• MATERIAL SHOWN:
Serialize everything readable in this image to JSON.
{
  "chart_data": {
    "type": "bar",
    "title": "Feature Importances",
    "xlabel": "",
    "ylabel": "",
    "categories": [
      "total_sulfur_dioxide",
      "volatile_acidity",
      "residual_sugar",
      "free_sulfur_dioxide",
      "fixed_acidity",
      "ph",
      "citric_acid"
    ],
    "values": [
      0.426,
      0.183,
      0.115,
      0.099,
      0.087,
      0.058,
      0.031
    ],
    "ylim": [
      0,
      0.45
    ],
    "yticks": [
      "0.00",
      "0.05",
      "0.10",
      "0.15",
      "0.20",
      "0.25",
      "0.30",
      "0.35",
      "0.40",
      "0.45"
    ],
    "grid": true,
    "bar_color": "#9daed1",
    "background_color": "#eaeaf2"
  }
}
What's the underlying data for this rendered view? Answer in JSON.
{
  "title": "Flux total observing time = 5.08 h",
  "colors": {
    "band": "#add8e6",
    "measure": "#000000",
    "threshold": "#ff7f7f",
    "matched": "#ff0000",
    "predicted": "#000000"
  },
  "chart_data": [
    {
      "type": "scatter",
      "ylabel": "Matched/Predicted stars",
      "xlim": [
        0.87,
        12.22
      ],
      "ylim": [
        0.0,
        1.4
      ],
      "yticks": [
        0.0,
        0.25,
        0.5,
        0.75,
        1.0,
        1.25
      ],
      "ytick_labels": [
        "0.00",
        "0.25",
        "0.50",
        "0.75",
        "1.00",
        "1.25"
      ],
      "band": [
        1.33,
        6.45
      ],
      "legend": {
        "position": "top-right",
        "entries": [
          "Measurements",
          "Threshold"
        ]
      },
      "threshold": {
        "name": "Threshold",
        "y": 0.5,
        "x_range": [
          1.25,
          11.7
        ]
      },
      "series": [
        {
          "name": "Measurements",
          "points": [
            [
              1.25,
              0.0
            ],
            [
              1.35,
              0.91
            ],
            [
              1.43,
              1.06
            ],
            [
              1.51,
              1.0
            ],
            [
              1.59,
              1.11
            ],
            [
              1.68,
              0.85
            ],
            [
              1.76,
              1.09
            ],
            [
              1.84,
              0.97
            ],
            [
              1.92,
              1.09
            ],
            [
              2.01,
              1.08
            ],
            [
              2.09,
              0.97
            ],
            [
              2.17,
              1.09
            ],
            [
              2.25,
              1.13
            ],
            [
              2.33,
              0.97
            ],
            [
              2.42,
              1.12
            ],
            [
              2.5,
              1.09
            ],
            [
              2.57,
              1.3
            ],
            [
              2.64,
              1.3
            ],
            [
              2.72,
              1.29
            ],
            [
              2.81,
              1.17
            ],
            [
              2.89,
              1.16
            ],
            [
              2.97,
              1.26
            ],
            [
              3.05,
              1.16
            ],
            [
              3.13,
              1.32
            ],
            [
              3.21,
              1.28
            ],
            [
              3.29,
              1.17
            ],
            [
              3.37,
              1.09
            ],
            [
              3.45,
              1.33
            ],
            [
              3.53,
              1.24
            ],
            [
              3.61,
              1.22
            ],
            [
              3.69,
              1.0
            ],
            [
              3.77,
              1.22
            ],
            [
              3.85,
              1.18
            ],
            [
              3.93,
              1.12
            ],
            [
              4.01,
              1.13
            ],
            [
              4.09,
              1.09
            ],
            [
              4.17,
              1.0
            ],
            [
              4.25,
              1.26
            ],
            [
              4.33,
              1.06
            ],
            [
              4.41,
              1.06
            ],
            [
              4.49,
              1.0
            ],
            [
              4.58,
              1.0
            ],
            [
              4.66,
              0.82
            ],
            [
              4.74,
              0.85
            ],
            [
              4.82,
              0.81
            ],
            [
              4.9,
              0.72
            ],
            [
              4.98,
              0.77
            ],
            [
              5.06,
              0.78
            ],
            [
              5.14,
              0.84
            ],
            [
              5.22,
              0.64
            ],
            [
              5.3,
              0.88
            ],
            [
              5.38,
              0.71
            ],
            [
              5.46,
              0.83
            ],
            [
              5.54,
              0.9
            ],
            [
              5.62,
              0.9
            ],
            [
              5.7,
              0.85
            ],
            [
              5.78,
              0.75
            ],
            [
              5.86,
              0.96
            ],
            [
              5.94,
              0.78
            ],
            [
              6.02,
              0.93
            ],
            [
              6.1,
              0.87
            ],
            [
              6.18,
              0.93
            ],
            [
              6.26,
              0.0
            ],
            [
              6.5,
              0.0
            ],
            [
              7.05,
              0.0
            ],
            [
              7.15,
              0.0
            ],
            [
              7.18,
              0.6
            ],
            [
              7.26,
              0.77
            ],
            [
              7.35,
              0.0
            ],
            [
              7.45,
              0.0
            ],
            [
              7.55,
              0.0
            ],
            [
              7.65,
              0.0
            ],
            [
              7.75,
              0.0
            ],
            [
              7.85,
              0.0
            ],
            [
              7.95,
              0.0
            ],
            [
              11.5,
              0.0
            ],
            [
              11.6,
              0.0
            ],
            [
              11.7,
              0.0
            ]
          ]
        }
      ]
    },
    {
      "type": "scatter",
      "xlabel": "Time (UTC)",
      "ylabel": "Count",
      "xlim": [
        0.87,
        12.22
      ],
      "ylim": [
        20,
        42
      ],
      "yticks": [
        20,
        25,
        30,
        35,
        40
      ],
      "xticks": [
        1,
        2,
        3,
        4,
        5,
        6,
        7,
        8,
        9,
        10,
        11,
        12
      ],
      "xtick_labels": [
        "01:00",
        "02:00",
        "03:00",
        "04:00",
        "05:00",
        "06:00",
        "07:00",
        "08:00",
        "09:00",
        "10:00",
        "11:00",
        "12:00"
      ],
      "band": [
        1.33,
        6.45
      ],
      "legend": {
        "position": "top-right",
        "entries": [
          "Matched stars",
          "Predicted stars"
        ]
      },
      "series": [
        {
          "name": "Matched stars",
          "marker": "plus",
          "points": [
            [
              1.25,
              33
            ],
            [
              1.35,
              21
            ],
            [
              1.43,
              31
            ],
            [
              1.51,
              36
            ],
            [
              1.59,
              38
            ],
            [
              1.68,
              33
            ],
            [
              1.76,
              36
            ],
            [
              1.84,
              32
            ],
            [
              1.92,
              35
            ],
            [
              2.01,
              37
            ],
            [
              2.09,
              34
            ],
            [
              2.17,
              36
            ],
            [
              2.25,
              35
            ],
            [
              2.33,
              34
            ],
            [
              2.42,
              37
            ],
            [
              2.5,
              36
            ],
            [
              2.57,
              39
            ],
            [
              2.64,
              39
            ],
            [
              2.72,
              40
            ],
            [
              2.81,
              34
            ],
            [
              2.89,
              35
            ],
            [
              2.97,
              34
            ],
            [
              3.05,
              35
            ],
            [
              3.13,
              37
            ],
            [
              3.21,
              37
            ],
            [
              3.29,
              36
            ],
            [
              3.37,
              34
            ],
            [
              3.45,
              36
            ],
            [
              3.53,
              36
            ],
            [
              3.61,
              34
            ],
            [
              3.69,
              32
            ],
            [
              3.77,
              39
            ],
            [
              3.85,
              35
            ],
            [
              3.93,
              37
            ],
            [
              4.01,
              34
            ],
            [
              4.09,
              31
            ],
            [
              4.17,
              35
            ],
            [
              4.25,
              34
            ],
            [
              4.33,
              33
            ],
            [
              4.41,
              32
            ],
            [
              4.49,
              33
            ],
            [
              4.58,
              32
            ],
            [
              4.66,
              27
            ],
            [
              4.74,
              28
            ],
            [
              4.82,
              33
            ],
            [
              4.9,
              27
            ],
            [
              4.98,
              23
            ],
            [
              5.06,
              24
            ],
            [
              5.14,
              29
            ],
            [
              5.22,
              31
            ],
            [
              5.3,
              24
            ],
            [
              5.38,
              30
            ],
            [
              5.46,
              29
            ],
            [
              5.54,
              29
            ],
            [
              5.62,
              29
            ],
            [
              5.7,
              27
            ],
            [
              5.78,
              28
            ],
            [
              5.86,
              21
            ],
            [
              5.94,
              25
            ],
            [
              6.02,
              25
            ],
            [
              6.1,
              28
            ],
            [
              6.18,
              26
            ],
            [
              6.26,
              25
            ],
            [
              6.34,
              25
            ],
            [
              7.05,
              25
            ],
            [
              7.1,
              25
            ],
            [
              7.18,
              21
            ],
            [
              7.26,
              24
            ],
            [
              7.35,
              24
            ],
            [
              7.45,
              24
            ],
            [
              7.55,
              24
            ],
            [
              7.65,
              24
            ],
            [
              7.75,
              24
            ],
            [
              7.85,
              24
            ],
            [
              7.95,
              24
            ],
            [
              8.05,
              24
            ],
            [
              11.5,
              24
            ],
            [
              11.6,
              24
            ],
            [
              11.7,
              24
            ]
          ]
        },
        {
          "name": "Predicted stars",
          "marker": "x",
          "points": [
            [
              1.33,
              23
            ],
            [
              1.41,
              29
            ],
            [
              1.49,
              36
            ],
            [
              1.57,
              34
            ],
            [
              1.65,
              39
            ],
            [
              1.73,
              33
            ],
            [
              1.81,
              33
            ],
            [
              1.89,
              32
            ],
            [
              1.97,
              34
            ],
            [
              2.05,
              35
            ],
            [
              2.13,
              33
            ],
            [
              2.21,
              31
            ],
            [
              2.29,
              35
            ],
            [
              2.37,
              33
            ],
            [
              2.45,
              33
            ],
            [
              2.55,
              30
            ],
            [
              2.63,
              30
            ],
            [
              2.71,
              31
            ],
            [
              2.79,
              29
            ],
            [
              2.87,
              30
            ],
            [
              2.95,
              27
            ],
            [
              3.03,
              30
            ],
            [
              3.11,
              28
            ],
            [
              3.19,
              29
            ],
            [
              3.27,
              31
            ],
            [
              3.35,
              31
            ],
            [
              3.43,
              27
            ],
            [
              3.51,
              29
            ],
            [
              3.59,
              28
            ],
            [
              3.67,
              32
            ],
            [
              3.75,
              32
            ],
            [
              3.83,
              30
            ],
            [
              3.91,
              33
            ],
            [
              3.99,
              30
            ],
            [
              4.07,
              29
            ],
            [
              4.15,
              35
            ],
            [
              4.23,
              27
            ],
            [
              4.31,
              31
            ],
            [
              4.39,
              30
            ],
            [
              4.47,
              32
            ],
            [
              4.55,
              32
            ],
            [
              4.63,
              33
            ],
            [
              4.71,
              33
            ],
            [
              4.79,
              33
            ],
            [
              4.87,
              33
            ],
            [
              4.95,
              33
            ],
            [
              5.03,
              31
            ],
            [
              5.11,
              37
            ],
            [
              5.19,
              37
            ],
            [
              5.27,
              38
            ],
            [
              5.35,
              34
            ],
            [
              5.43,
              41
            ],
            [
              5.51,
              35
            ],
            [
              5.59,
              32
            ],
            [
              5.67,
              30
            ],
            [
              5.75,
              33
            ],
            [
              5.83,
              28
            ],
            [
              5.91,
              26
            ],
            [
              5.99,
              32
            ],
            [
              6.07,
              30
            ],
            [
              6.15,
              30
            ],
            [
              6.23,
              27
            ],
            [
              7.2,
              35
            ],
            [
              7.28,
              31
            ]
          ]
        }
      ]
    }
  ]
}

• PROBLEM DETAILS:
Check every line of the data, and copy the ones that contain "this".

• REPLY:
Serialize everything readable in this image to JSON.
What's the underlying data for this rendered view? Answer in JSON.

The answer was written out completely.